SET PROBLEM.
Copy the rows starting at the line that contains "- bookmarks-icon: [244, 64, 296, 110]" and ending at the line that contains "- event-title: Kaos", keeping both of those lines.
──────── SUPPLIED INFORMATION
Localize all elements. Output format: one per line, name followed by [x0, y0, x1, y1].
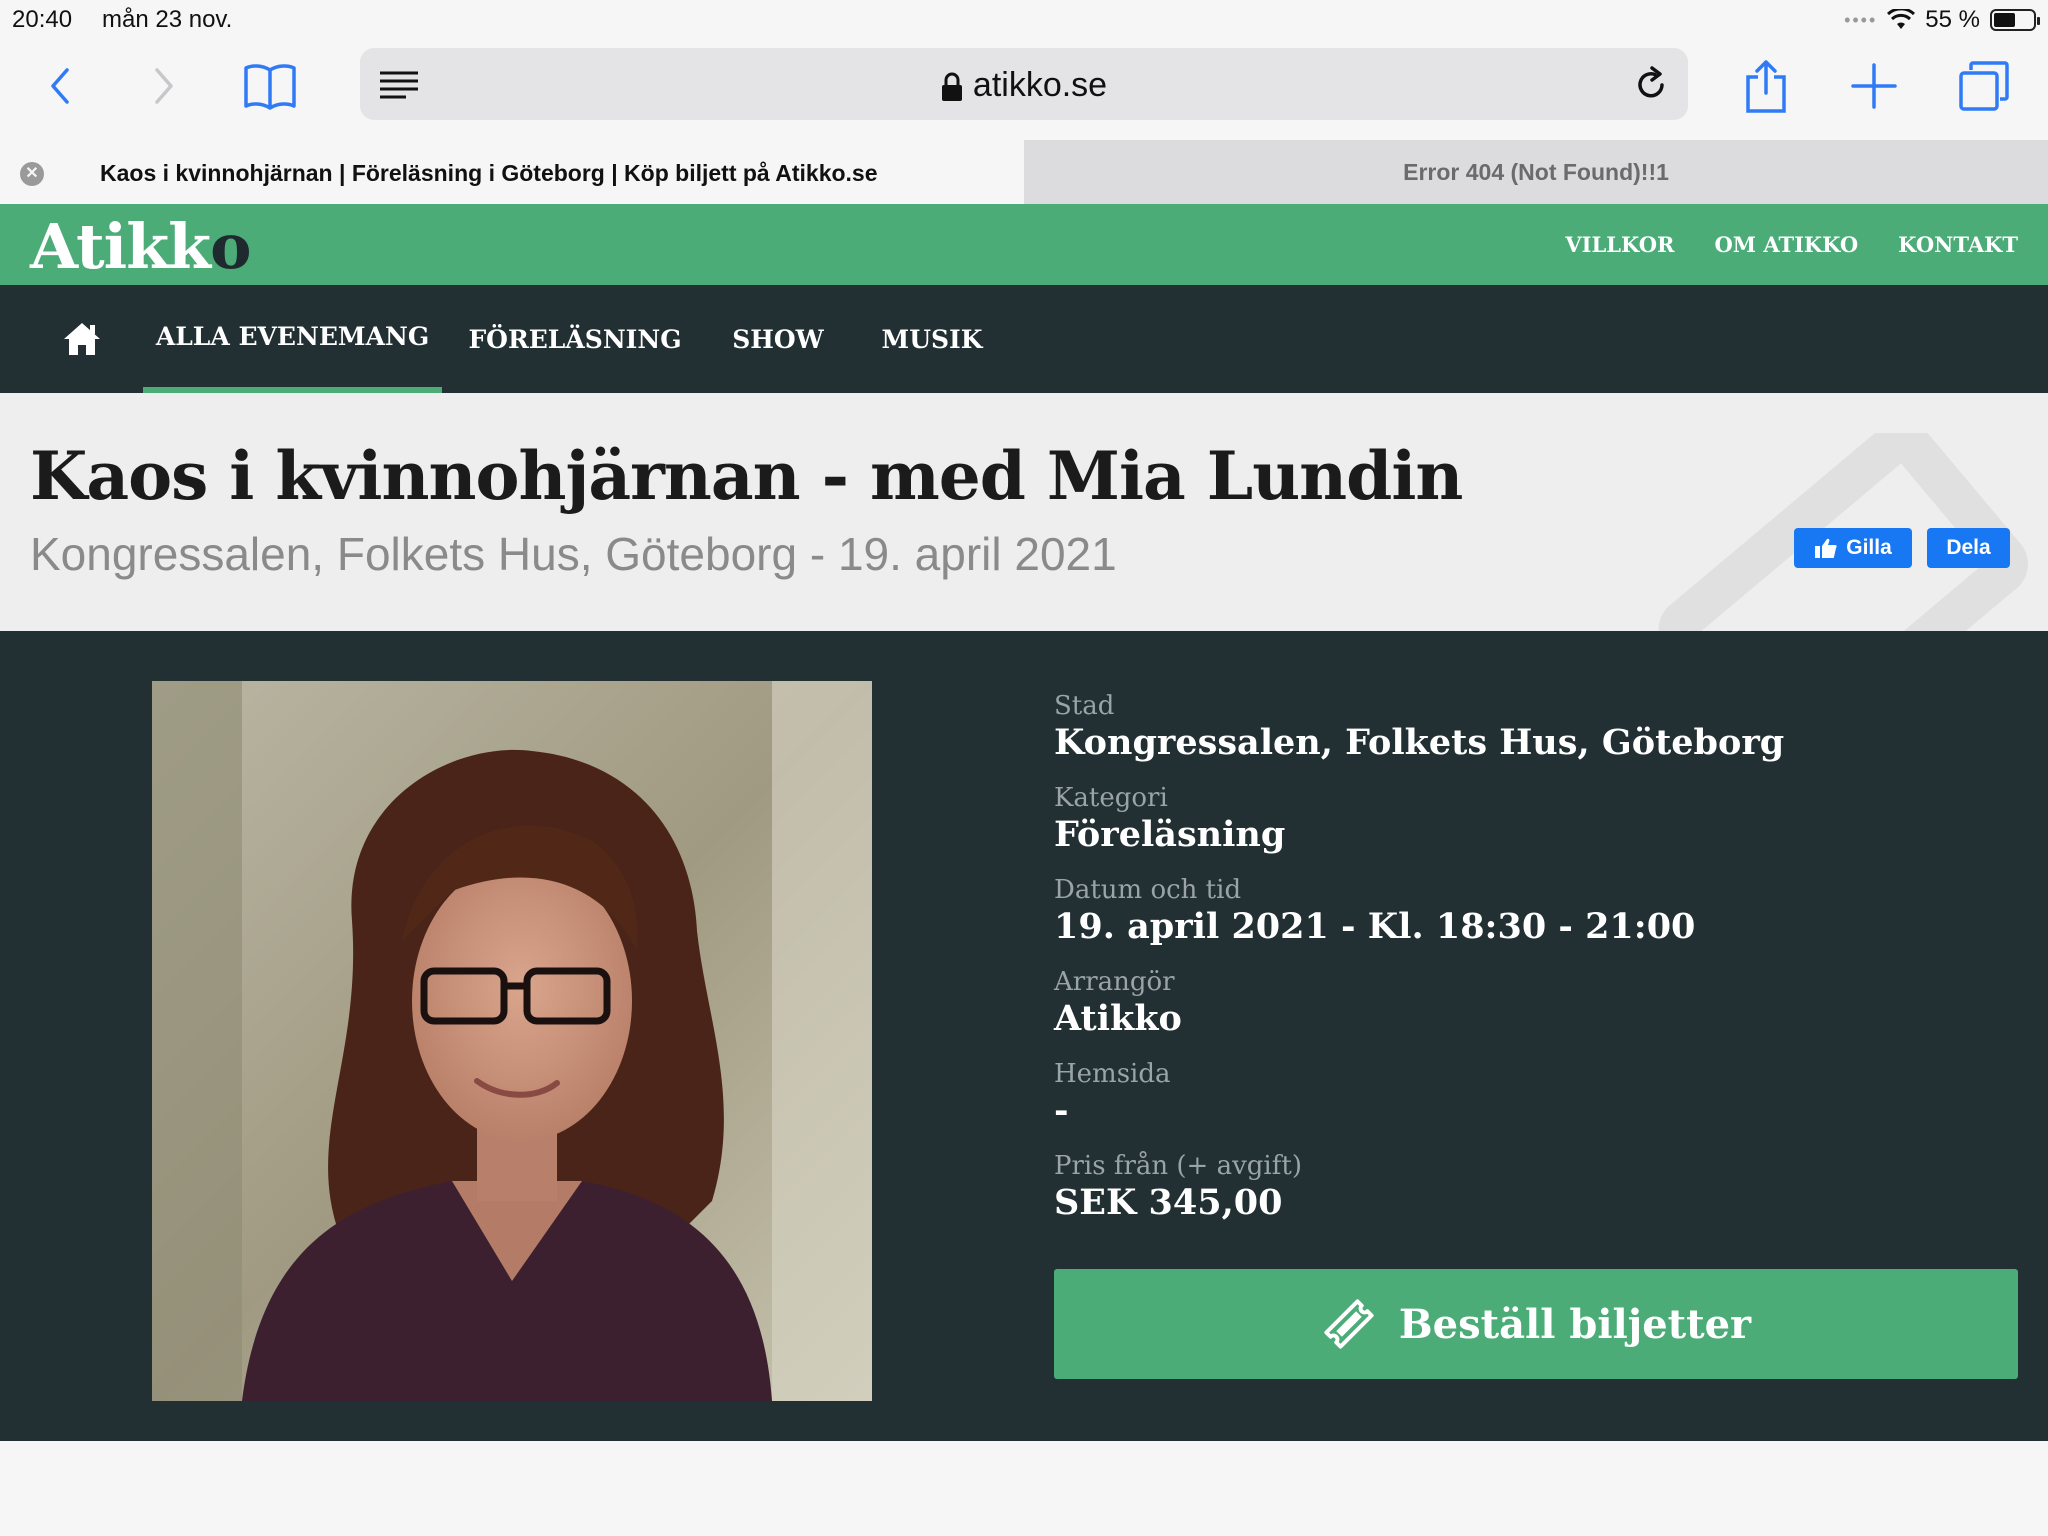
- bookmarks-icon: [244, 64, 296, 110]
- cellular-icon: ••••: [1844, 9, 1878, 30]
- status-bar: 20:40 mån 23 nov. •••• 55 %: [0, 0, 2048, 44]
- status-right: •••• 55 %: [1844, 6, 2040, 34]
- facebook-like-button[interactable]: Gilla: [1794, 528, 1912, 568]
- page-below-fold: [0, 1441, 2048, 1536]
- event-info-list: Stad Kongressalen, Folkets Hus, Göteborg…: [1054, 691, 2014, 1243]
- back-button[interactable]: [28, 54, 92, 118]
- forward-icon: [155, 68, 173, 104]
- info-label: Stad: [1054, 691, 1115, 721]
- info-arrangor: Arrangör Atikko: [1054, 967, 2014, 1059]
- battery-icon: [1990, 9, 2040, 31]
- url-text: atikko.se: [972, 66, 1108, 104]
- bookmarks-button[interactable]: [238, 54, 302, 118]
- forward-button[interactable]: [132, 54, 196, 118]
- reload-icon[interactable]: [1632, 66, 1670, 104]
- info-label: Datum och tid: [1054, 875, 1242, 905]
- info-label: Hemsida: [1054, 1059, 1171, 1089]
- nav-alla-evenemang[interactable]: ALLA EVENEMANG: [143, 285, 442, 393]
- like-label: Gilla: [1846, 536, 1892, 559]
- nav-show[interactable]: SHOW: [722, 285, 834, 393]
- info-kategori: Kategori Föreläsning: [1054, 783, 2014, 875]
- event-title-band: Kaos i kvinnohjärnan - med Mia Lundin Ko…: [0, 393, 2048, 631]
- thumbs-up-icon: [1815, 538, 1837, 558]
- info-value: SEK 345,00: [1054, 1182, 1283, 1223]
- event-subtitle: Kongressalen, Folkets Hus, Göteborg - 19…: [30, 528, 1117, 580]
- category-nav: ALLA EVENEMANG FÖRELÄSNING SHOW MUSIK: [0, 285, 2048, 393]
- event-title: Kaos i kvinnohjärnan - med Mia Lundin: [30, 437, 1463, 515]
- tabs-button[interactable]: [1952, 54, 2016, 118]
- info-value: Kongressalen, Folkets Hus, Göteborg: [1054, 722, 1785, 763]
- battery-percent: 55 %: [1925, 6, 1980, 33]
- order-tickets-label: Beställ biljetter: [1398, 1300, 1752, 1348]
- order-tickets-button[interactable]: Beställ biljetter: [1054, 1269, 2018, 1379]
- link-kontakt[interactable]: KONTAKT: [1898, 232, 2018, 257]
- info-pris: Pris från (+ avgift) SEK 345,00: [1054, 1151, 2014, 1243]
- share-button[interactable]: [1734, 54, 1798, 118]
- url-display[interactable]: atikko.se: [360, 66, 1688, 105]
- event-details-panel: Stad Kongressalen, Folkets Hus, Göteborg…: [0, 631, 2048, 1441]
- new-tab-button[interactable]: [1842, 54, 1906, 118]
- link-om-atikko[interactable]: OM ATIKKO: [1714, 232, 1858, 257]
- ticket-icon: [1324, 1299, 1374, 1349]
- status-date: mån 23 nov.: [102, 6, 233, 33]
- tabs-icon: [1959, 61, 2009, 111]
- nav-musik[interactable]: MUSIK: [876, 285, 988, 393]
- info-value: -: [1054, 1090, 1069, 1131]
- status-time: 20:40: [12, 6, 73, 33]
- tab-current[interactable]: ✕ Kaos i kvinnohjärnan | Föreläsning i G…: [0, 140, 1024, 204]
- event-photo-image: [152, 681, 872, 1401]
- event-photo: [152, 681, 872, 1401]
- info-label: Kategori: [1054, 783, 1168, 813]
- tab-title: Error 404 (Not Found)!!1: [1403, 158, 1669, 185]
- close-tab-icon[interactable]: ✕: [20, 162, 44, 186]
- info-value: Atikko: [1054, 998, 1182, 1039]
- info-hemsida: Hemsida -: [1054, 1059, 2014, 1151]
- info-value: 19. april 2021 - Kl. 18:30 - 21:00: [1054, 906, 1696, 947]
- info-stad: Stad Kongressalen, Folkets Hus, Göteborg: [1054, 691, 2014, 783]
- address-bar[interactable]: atikko.se: [360, 48, 1688, 120]
- tab-title: Kaos i kvinnohjärnan | Föreläsning i Göt…: [100, 160, 878, 186]
- tab-bar: ✕ Kaos i kvinnohjärnan | Föreläsning i G…: [0, 140, 2048, 204]
- lock-icon: [941, 72, 962, 102]
- home-icon[interactable]: [62, 319, 102, 359]
- top-links: VILLKOR OM ATIKKO KONTAKT: [1565, 232, 2018, 257]
- new-tab-icon: [1851, 63, 1897, 109]
- wifi-icon: [1887, 9, 1916, 29]
- nav-forelasning[interactable]: FÖRELÄSNING: [468, 285, 681, 393]
- info-value: Föreläsning: [1054, 814, 1286, 855]
- site-logo[interactable]: Atikko: [30, 210, 251, 283]
- info-datum: Datum och tid 19. april 2021 - Kl. 18:30…: [1054, 875, 2014, 967]
- share-icon: [1746, 60, 1786, 113]
- facebook-share-button[interactable]: Dela: [1927, 528, 2010, 568]
- info-label: Arrangör: [1054, 967, 1175, 997]
- site-header: Atikko VILLKOR OM ATIKKO KONTAKT: [0, 204, 2048, 285]
- browser-toolbar: atikko.se: [0, 44, 2048, 140]
- tab-error-404[interactable]: Error 404 (Not Found)!!1: [1024, 140, 2048, 204]
- info-label: Pris från (+ avgift): [1054, 1151, 1302, 1181]
- back-icon: [51, 68, 69, 104]
- link-villkor[interactable]: VILLKOR: [1565, 232, 1674, 257]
────────────────
THE COMPLETED TASK.
- bookmarks-icon: [244, 64, 296, 110]
- cellular-icon: ••••: [1844, 9, 1878, 30]
- status-bar: 20:40 mån 23 nov. •••• 55 %: [0, 0, 2048, 44]
- status-right: •••• 55 %: [1844, 6, 2040, 34]
- facebook-like-button[interactable]: Gilla: [1794, 528, 1912, 568]
- page-below-fold: [0, 1441, 2048, 1536]
- event-info-list: Stad Kongressalen, Folkets Hus, Göteborg…: [1054, 691, 2014, 1243]
- back-button[interactable]: [28, 54, 92, 118]
- forward-icon: [155, 68, 173, 104]
- info-label: Stad: [1054, 691, 1115, 721]
- info-arrangor: Arrangör Atikko: [1054, 967, 2014, 1059]
- battery-icon: [1990, 9, 2040, 31]
- url-text: atikko.se: [972, 66, 1108, 104]
- bookmarks-button[interactable]: [238, 54, 302, 118]
- forward-button[interactable]: [132, 54, 196, 118]
- reload-icon[interactable]: [1632, 66, 1670, 104]
- info-label: Datum och tid: [1054, 875, 1242, 905]
- info-label: Hemsida: [1054, 1059, 1171, 1089]
- nav-alla-evenemang[interactable]: ALLA EVENEMANG: [143, 285, 442, 393]
- like-label: Gilla: [1846, 536, 1892, 559]
- nav-show[interactable]: SHOW: [722, 285, 834, 393]
- info-kategori: Kategori Föreläsning: [1054, 783, 2014, 875]
- event-title-band: Kaos i kvinnohjärnan - med Mia Lundin Ko…: [0, 393, 2048, 631]
- thumbs-up-icon: [1815, 538, 1837, 558]
- info-value: SEK 345,00: [1054, 1182, 1283, 1223]
- event-subtitle: Kongressalen, Folkets Hus, Göteborg - 19…: [30, 528, 1117, 580]
- category-nav: ALLA EVENEMANG FÖRELÄSNING SHOW MUSIK: [0, 285, 2048, 393]
- event-title: Kaos i kvinnohjärnan - med Mia Lundin: [30, 437, 1463, 515]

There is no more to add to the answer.